Given entries:
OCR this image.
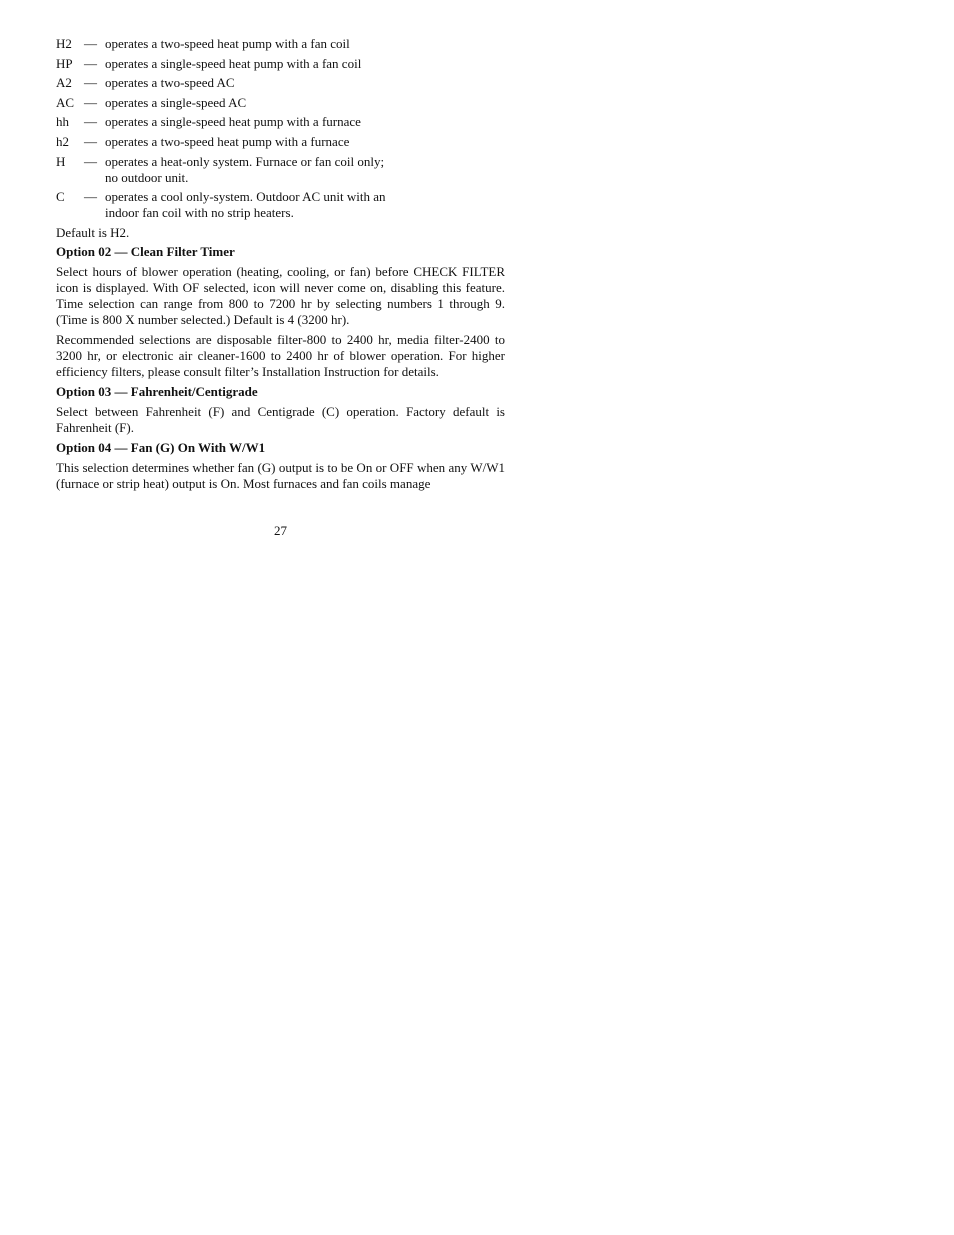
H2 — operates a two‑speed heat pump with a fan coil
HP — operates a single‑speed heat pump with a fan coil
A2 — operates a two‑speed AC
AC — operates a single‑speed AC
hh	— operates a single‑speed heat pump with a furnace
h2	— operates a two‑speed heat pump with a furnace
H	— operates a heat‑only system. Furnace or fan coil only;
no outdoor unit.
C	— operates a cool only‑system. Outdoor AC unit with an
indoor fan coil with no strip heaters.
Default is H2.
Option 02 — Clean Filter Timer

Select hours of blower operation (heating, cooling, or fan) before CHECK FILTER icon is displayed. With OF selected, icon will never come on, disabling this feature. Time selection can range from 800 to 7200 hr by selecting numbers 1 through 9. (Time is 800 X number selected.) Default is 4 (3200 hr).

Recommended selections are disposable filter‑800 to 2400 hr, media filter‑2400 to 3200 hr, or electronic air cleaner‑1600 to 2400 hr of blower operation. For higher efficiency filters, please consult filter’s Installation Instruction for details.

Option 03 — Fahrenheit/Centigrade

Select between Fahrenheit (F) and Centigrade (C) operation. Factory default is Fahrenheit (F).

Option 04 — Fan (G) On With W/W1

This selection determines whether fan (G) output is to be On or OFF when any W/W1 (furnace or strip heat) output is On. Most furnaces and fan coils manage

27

--

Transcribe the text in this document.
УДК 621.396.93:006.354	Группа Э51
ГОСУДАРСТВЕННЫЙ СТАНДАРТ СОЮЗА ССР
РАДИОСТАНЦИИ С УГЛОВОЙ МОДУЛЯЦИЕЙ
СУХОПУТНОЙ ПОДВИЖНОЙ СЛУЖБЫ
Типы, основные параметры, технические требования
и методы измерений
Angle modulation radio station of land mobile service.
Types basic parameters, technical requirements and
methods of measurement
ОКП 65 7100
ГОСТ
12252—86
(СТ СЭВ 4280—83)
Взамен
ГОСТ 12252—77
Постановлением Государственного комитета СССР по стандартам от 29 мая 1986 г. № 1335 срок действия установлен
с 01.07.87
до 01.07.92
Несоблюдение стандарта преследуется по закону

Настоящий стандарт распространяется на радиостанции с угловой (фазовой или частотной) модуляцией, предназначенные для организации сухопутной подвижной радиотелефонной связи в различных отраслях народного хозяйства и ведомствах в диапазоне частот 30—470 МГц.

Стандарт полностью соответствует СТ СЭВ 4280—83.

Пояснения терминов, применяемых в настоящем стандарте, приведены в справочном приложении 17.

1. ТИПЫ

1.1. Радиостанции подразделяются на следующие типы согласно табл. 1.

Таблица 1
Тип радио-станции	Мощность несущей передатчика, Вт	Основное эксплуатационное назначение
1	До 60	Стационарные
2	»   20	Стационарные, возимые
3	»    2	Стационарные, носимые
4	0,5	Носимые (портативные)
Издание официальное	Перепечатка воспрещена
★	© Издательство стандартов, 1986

* * *

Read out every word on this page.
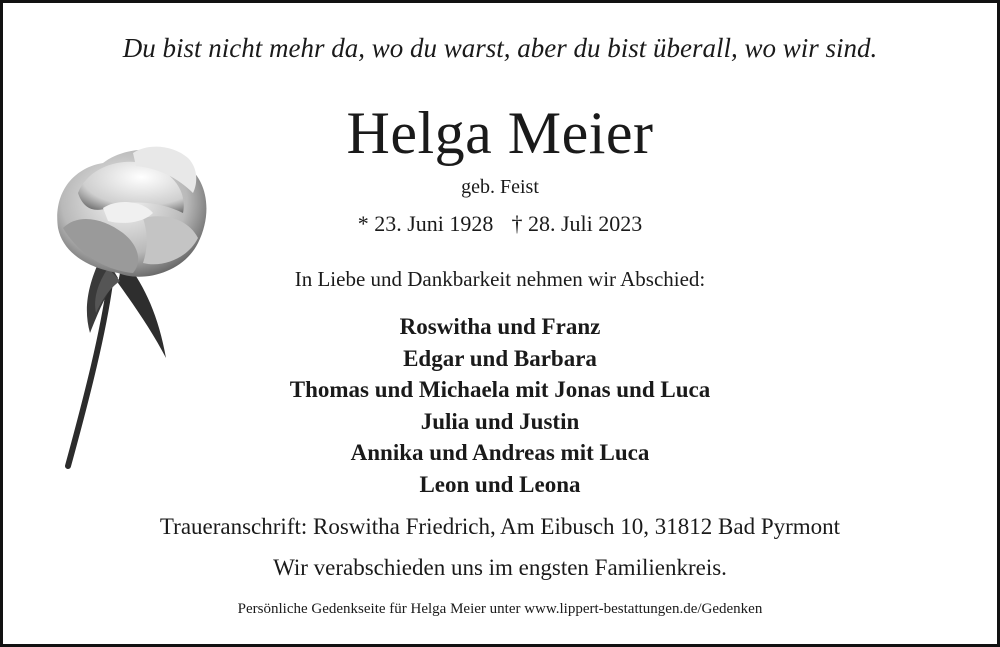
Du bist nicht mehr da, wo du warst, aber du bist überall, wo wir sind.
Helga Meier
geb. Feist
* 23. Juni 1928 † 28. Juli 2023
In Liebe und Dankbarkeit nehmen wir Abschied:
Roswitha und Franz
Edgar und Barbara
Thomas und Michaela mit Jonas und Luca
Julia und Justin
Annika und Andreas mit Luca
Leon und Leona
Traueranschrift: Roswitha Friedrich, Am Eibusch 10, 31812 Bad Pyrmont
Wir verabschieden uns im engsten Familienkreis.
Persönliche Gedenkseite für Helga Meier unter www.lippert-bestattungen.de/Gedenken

Work instructions:
Pick out the lines that include the word "only" and write them out.

Reply to the task:
H	— operates a heat‑only system. Furnace or fan coil only;
C	— operates a cool only‑system. Outdoor AC unit with an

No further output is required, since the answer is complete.